## Supplied data:

--

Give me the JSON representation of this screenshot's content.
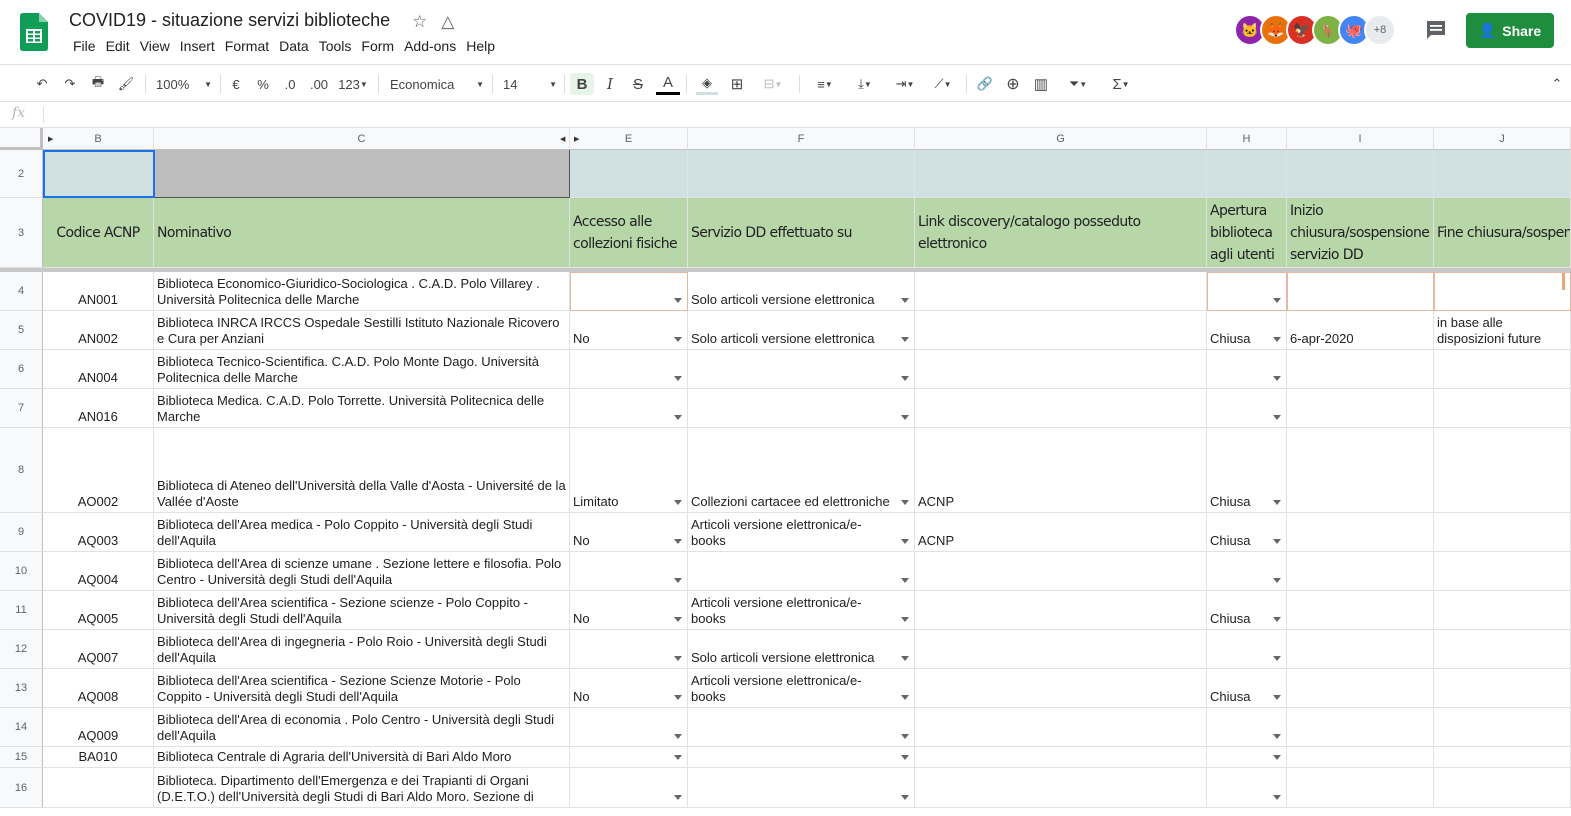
{
  "app": {
    "title": "COVID19 - situazione servizi biblioteche",
    "menus": [
      "File",
      "Edit",
      "View",
      "Insert",
      "Format",
      "Data",
      "Tools",
      "Form",
      "Add-ons",
      "Help"
    ],
    "share_label": "Share",
    "collaborators_more": "+8",
    "collaborator_colors": [
      "#8e24aa",
      "#e8710a",
      "#d93025",
      "#7cb342",
      "#4285f4"
    ]
  },
  "toolbar": {
    "zoom": "100%",
    "currency": "€",
    "percent": "%",
    "dec_less": ".0",
    "dec_more": ".00",
    "format_more": "123",
    "font": "Economica",
    "font_size": "14",
    "bold": "B",
    "italic": "I",
    "strike": "S",
    "text_color": "A"
  },
  "formula_bar": {
    "fx": "fx",
    "value": ""
  },
  "columns": [
    {
      "id": "B",
      "label": "B"
    },
    {
      "id": "C",
      "label": "C"
    },
    {
      "id": "E",
      "label": "E"
    },
    {
      "id": "F",
      "label": "F"
    },
    {
      "id": "G",
      "label": "G"
    },
    {
      "id": "H",
      "label": "H"
    },
    {
      "id": "I",
      "label": "I"
    },
    {
      "id": "J",
      "label": "J"
    }
  ],
  "header_row": {
    "number": "3",
    "cells": [
      "Codice ACNP",
      "Nominativo",
      "Accesso alle collezioni fisiche",
      "Servizio DD effettuato su",
      "Link discovery/catalogo posseduto elettronico",
      "Apertura biblioteca agli utenti",
      "Inizio chiusura/sospensione servizio DD",
      "Fine chiusura/sospensione servizio DD"
    ]
  },
  "row2": {
    "number": "2"
  },
  "rows": [
    {
      "n": "4",
      "code": "AN001",
      "name": "Biblioteca Economico-Giuridico-Sociologica . C.A.D. Polo Villarey . Università Politecnica delle Marche",
      "access": "",
      "dd": "Solo articoli versione elettronica",
      "link": "",
      "open": "",
      "start": "",
      "end": ""
    },
    {
      "n": "5",
      "code": "AN002",
      "name": "Biblioteca INRCA IRCCS Ospedale Sestilli Istituto Nazionale Ricovero e Cura per Anziani",
      "access": "No",
      "dd": "Solo articoli versione elettronica",
      "link": "",
      "open": "Chiusa",
      "start": "6-apr-2020",
      "end": "in base alle disposizioni future"
    },
    {
      "n": "6",
      "code": "AN004",
      "name": "Biblioteca Tecnico-Scientifica. C.A.D. Polo Monte Dago. Università Politecnica delle Marche",
      "access": "",
      "dd": "",
      "link": "",
      "open": "",
      "start": "",
      "end": ""
    },
    {
      "n": "7",
      "code": "AN016",
      "name": "Biblioteca Medica. C.A.D. Polo Torrette. Università Politecnica delle Marche",
      "access": "",
      "dd": "",
      "link": "",
      "open": "",
      "start": "",
      "end": ""
    },
    {
      "n": "8",
      "code": "AO002",
      "name": "Biblioteca di Ateneo dell'Università della Valle d'Aosta - Université de la Vallée d'Aoste",
      "access": "Limitato",
      "dd": "Collezioni cartacee ed elettroniche",
      "link": "ACNP",
      "open": "Chiusa",
      "start": "",
      "end": ""
    },
    {
      "n": "9",
      "code": "AQ003",
      "name": "Biblioteca dell'Area medica - Polo Coppito - Università degli Studi dell'Aquila",
      "access": "No",
      "dd": "Articoli versione elettronica/e-books",
      "link": "ACNP",
      "open": "Chiusa",
      "start": "",
      "end": ""
    },
    {
      "n": "10",
      "code": "AQ004",
      "name": "Biblioteca dell'Area di scienze umane . Sezione lettere e filosofia. Polo Centro - Università degli Studi dell'Aquila",
      "access": "",
      "dd": "",
      "link": "",
      "open": "",
      "start": "",
      "end": ""
    },
    {
      "n": "11",
      "code": "AQ005",
      "name": "Biblioteca dell'Area scientifica - Sezione scienze - Polo Coppito - Università degli Studi dell'Aquila",
      "access": "No",
      "dd": "Articoli versione elettronica/e-books",
      "link": "",
      "open": "Chiusa",
      "start": "",
      "end": ""
    },
    {
      "n": "12",
      "code": "AQ007",
      "name": "Biblioteca dell'Area di ingegneria - Polo Roio - Università degli Studi dell'Aquila",
      "access": "",
      "dd": "Solo articoli versione elettronica",
      "link": "",
      "open": "",
      "start": "",
      "end": ""
    },
    {
      "n": "13",
      "code": "AQ008",
      "name": "Biblioteca dell'Area scientifica - Sezione Scienze Motorie - Polo Coppito - Università degli Studi dell'Aquila",
      "access": "No",
      "dd": "Articoli versione elettronica/e-books",
      "link": "",
      "open": "Chiusa",
      "start": "",
      "end": ""
    },
    {
      "n": "14",
      "code": "AQ009",
      "name": "Biblioteca dell'Area di economia . Polo Centro - Università degli Studi dell'Aquila",
      "access": "",
      "dd": "",
      "link": "",
      "open": "",
      "start": "",
      "end": ""
    },
    {
      "n": "15",
      "code": "BA010",
      "name": "Biblioteca Centrale di Agraria dell'Università di Bari Aldo Moro",
      "access": "",
      "dd": "",
      "link": "",
      "open": "",
      "start": "",
      "end": ""
    },
    {
      "n": "16",
      "code": "",
      "name": "Biblioteca. Dipartimento dell'Emergenza e dei Trapianti di Organi (D.E.T.O.) dell'Università degli Studi di Bari Aldo Moro. Sezione di",
      "access": "",
      "dd": "",
      "link": "",
      "open": "",
      "start": "",
      "end": ""
    }
  ]
}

--

## Brief:
Pick out all lines from the data above in which the word "Moro" appears.

## Answer in full:
      "name": "Biblioteca Centrale di Agraria dell'Università di Bari Aldo Moro",
      "name": "Biblioteca. Dipartimento dell'Emergenza e dei Trapianti di Organi (D.E.T.O.) dell'Università degli Studi di Bari Aldo Moro. Sezione di",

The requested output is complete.